REQUIRED WORK: Each of the entries should be retyped precisely as it appears.
>> BEGIN RECORDS PROVIDED
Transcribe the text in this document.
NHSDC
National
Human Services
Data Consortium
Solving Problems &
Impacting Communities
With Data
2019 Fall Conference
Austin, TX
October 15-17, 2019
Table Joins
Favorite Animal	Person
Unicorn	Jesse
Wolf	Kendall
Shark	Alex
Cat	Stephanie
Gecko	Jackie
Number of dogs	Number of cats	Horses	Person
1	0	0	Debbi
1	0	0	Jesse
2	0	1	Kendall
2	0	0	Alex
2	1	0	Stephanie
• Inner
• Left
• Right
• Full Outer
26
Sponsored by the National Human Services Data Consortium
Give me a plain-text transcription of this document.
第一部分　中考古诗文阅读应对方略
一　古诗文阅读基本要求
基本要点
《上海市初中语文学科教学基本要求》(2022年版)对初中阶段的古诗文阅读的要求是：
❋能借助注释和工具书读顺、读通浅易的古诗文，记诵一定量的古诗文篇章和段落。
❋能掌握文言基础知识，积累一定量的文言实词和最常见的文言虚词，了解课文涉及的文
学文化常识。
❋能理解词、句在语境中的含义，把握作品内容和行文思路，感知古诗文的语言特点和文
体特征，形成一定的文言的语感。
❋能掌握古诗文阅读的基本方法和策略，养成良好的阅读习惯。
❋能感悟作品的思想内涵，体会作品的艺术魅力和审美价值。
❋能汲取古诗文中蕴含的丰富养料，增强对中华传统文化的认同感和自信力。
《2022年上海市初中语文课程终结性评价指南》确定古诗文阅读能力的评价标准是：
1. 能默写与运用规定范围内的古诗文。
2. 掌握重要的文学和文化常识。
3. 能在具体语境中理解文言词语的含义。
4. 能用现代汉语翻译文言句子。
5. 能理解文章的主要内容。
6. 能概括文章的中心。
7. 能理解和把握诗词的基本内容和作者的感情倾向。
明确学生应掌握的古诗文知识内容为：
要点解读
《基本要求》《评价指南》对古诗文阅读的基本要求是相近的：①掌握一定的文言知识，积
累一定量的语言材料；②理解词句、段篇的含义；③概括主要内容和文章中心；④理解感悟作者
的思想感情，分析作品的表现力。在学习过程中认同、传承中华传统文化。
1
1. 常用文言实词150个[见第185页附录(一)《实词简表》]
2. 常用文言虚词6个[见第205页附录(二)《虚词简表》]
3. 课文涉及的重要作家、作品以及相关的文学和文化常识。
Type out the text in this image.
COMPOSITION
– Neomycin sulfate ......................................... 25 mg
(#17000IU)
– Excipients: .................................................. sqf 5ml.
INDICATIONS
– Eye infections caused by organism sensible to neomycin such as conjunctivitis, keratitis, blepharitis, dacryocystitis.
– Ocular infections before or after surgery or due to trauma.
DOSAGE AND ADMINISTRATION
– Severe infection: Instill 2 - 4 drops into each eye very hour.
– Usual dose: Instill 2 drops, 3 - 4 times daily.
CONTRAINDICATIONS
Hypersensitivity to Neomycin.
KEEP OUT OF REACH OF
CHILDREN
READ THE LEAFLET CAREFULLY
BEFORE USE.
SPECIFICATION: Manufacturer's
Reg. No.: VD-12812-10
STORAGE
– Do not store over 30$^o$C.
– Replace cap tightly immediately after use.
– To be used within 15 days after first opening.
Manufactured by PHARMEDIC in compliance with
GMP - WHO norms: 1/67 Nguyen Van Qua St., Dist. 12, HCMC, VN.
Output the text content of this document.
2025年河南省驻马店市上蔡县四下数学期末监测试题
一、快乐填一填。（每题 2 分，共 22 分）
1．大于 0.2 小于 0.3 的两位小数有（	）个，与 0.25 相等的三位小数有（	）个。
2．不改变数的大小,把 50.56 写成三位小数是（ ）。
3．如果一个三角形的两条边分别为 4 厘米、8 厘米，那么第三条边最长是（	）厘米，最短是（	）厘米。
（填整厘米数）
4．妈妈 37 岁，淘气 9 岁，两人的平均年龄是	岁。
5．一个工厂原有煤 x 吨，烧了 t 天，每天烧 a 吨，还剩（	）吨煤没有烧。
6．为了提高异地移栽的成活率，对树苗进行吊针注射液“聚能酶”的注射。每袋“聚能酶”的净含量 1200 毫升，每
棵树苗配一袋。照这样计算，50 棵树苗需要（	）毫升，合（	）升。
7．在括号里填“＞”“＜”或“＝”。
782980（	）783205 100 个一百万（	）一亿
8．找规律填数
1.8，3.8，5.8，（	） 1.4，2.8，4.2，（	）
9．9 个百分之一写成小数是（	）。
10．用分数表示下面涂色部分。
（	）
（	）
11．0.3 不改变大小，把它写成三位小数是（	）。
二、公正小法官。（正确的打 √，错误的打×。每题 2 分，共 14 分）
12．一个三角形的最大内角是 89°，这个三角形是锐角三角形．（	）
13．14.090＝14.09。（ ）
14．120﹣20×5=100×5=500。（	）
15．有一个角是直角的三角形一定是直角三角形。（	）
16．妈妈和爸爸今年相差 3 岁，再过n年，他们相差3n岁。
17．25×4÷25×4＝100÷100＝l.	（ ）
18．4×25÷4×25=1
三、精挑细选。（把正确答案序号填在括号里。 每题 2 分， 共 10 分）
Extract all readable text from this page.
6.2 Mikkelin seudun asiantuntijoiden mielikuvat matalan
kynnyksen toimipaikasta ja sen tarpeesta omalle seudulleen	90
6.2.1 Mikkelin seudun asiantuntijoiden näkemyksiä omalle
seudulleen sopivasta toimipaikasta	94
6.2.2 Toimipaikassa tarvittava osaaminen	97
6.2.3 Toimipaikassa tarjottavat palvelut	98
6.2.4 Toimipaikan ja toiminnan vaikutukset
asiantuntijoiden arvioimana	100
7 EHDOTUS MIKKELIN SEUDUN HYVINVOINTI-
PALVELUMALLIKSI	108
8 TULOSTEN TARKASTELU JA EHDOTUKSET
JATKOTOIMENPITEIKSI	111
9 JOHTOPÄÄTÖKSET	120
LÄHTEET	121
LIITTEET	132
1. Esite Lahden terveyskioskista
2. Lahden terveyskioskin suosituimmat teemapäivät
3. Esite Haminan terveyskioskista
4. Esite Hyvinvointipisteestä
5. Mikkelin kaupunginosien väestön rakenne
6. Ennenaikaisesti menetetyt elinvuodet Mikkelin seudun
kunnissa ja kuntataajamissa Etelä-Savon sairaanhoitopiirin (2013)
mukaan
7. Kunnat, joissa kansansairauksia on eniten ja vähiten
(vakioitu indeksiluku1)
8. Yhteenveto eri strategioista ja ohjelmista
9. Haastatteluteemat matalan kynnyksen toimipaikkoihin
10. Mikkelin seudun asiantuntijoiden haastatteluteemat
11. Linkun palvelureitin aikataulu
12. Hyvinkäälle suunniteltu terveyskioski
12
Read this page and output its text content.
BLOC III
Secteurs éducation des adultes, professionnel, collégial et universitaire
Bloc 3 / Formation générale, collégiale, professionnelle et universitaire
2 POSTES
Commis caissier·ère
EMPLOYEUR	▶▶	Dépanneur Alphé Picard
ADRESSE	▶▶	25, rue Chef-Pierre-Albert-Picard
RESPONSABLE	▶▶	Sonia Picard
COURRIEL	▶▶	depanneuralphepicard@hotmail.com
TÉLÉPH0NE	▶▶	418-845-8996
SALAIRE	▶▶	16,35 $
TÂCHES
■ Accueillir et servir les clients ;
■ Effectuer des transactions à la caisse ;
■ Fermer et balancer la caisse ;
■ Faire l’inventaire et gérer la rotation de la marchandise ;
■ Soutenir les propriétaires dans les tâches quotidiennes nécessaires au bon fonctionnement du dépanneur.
>> END RECORDS PROVIDED
WORKED SOLUTION:
Transcribe the text in this document.
NHSDC
National
Human Services
Data Consortium
Solving Problems &
Impacting Communities
With Data
2019 Fall Conference
Austin, TX
October 15-17, 2019
Table Joins
Favorite Animal	Person
Unicorn	Jesse
Wolf	Kendall
Shark	Alex
Cat	Stephanie
Gecko	Jackie
Number of dogs	Number of cats	Horses	Person
1	0	0	Debbi
1	0	0	Jesse
2	0	1	Kendall
2	0	0	Alex
2	1	0	Stephanie
• Inner
• Left
• Right
• Full Outer
26
Sponsored by the National Human Services Data Consortium
Give me a plain-text transcription of this document.
第一部分　中考古诗文阅读应对方略
一　古诗文阅读基本要求
基本要点
《上海市初中语文学科教学基本要求》(2022年版)对初中阶段的古诗文阅读的要求是：
❋能借助注释和工具书读顺、读通浅易的古诗文，记诵一定量的古诗文篇章和段落。
❋能掌握文言基础知识，积累一定量的文言实词和最常见的文言虚词，了解课文涉及的文
学文化常识。
❋能理解词、句在语境中的含义，把握作品内容和行文思路，感知古诗文的语言特点和文
体特征，形成一定的文言的语感。
❋能掌握古诗文阅读的基本方法和策略，养成良好的阅读习惯。
❋能感悟作品的思想内涵，体会作品的艺术魅力和审美价值。
❋能汲取古诗文中蕴含的丰富养料，增强对中华传统文化的认同感和自信力。
《2022年上海市初中语文课程终结性评价指南》确定古诗文阅读能力的评价标准是：
1. 能默写与运用规定范围内的古诗文。
2. 掌握重要的文学和文化常识。
3. 能在具体语境中理解文言词语的含义。
4. 能用现代汉语翻译文言句子。
5. 能理解文章的主要内容。
6. 能概括文章的中心。
7. 能理解和把握诗词的基本内容和作者的感情倾向。
明确学生应掌握的古诗文知识内容为：
要点解读
《基本要求》《评价指南》对古诗文阅读的基本要求是相近的：①掌握一定的文言知识，积
累一定量的语言材料；②理解词句、段篇的含义；③概括主要内容和文章中心；④理解感悟作者
的思想感情，分析作品的表现力。在学习过程中认同、传承中华传统文化。
1
1. 常用文言实词150个[见第185页附录(一)《实词简表》]
2. 常用文言虚词6个[见第205页附录(二)《虚词简表》]
3. 课文涉及的重要作家、作品以及相关的文学和文化常识。
Type out the text in this image.
COMPOSITION
– Neomycin sulfate ......................................... 25 mg
(#17000IU)
– Excipients: .................................................. sqf 5ml.
INDICATIONS
– Eye infections caused by organism sensible to neomycin such as conjunctivitis, keratitis, blepharitis, dacryocystitis.
– Ocular infections before or after surgery or due to trauma.
DOSAGE AND ADMINISTRATION
– Severe infection: Instill 2 - 4 drops into each eye very hour.
– Usual dose: Instill 2 drops, 3 - 4 times daily.
CONTRAINDICATIONS
Hypersensitivity to Neomycin.
KEEP OUT OF REACH OF
CHILDREN
READ THE LEAFLET CAREFULLY
BEFORE USE.
SPECIFICATION: Manufacturer's
Reg. No.: VD-12812-10
STORAGE
– Do not store over 30$^o$C.
– Replace cap tightly immediately after use.
– To be used within 15 days after first opening.
Manufactured by PHARMEDIC in compliance with
GMP - WHO norms: 1/67 Nguyen Van Qua St., Dist. 12, HCMC, VN.
Output the text content of this document.
2025年河南省驻马店市上蔡县四下数学期末监测试题
一、快乐填一填。（每题 2 分，共 22 分）
1．大于 0.2 小于 0.3 的两位小数有（	）个，与 0.25 相等的三位小数有（	）个。
2．不改变数的大小,把 50.56 写成三位小数是（ ）。
3．如果一个三角形的两条边分别为 4 厘米、8 厘米，那么第三条边最长是（	）厘米，最短是（	）厘米。
（填整厘米数）
4．妈妈 37 岁，淘气 9 岁，两人的平均年龄是	岁。
5．一个工厂原有煤 x 吨，烧了 t 天，每天烧 a 吨，还剩（	）吨煤没有烧。
6．为了提高异地移栽的成活率，对树苗进行吊针注射液“聚能酶”的注射。每袋“聚能酶”的净含量 1200 毫升，每
棵树苗配一袋。照这样计算，50 棵树苗需要（	）毫升，合（	）升。
7．在括号里填“＞”“＜”或“＝”。
782980（	）783205 100 个一百万（	）一亿
8．找规律填数
1.8，3.8，5.8，（	） 1.4，2.8，4.2，（	）
9．9 个百分之一写成小数是（	）。
10．用分数表示下面涂色部分。
（	）
（	）
11．0.3 不改变大小，把它写成三位小数是（	）。
二、公正小法官。（正确的打 √，错误的打×。每题 2 分，共 14 分）
12．一个三角形的最大内角是 89°，这个三角形是锐角三角形．（	）
13．14.090＝14.09。（ ）
14．120﹣20×5=100×5=500。（	）
15．有一个角是直角的三角形一定是直角三角形。（	）
16．妈妈和爸爸今年相差 3 岁，再过n年，他们相差3n岁。
17．25×4÷25×4＝100÷100＝l.	（ ）
18．4×25÷4×25=1
三、精挑细选。（把正确答案序号填在括号里。 每题 2 分， 共 10 分）
Extract all readable text from this page.
6.2 Mikkelin seudun asiantuntijoiden mielikuvat matalan
kynnyksen toimipaikasta ja sen tarpeesta omalle seudulleen	90
6.2.1 Mikkelin seudun asiantuntijoiden näkemyksiä omalle
seudulleen sopivasta toimipaikasta	94
6.2.2 Toimipaikassa tarvittava osaaminen	97
6.2.3 Toimipaikassa tarjottavat palvelut	98
6.2.4 Toimipaikan ja toiminnan vaikutukset
asiantuntijoiden arvioimana	100
7 EHDOTUS MIKKELIN SEUDUN HYVINVOINTI-
PALVELUMALLIKSI	108
8 TULOSTEN TARKASTELU JA EHDOTUKSET
JATKOTOIMENPITEIKSI	111
9 JOHTOPÄÄTÖKSET	120
LÄHTEET	121
LIITTEET	132
1. Esite Lahden terveyskioskista
2. Lahden terveyskioskin suosituimmat teemapäivät
3. Esite Haminan terveyskioskista
4. Esite Hyvinvointipisteestä
5. Mikkelin kaupunginosien väestön rakenne
6. Ennenaikaisesti menetetyt elinvuodet Mikkelin seudun
kunnissa ja kuntataajamissa Etelä-Savon sairaanhoitopiirin (2013)
mukaan
7. Kunnat, joissa kansansairauksia on eniten ja vähiten
(vakioitu indeksiluku1)
8. Yhteenveto eri strategioista ja ohjelmista
9. Haastatteluteemat matalan kynnyksen toimipaikkoihin
10. Mikkelin seudun asiantuntijoiden haastatteluteemat
11. Linkun palvelureitin aikataulu
12. Hyvinkäälle suunniteltu terveyskioski
12
Read this page and output its text content.
BLOC III
Secteurs éducation des adultes, professionnel, collégial et universitaire
Bloc 3 / Formation générale, collégiale, professionnelle et universitaire
2 POSTES
Commis caissier·ère
EMPLOYEUR	▶▶	Dépanneur Alphé Picard
ADRESSE	▶▶	25, rue Chef-Pierre-Albert-Picard
RESPONSABLE	▶▶	Sonia Picard
COURRIEL	▶▶	depanneuralphepicard@hotmail.com
TÉLÉPH0NE	▶▶	418-845-8996
SALAIRE	▶▶	16,35 $
TÂCHES
■ Accueillir et servir les clients ;
■ Effectuer des transactions à la caisse ;
■ Fermer et balancer la caisse ;
■ Faire l’inventaire et gérer la rotation de la marchandise ;
■ Soutenir les propriétaires dans les tâches quotidiennes nécessaires au bon fonctionnement du dépanneur.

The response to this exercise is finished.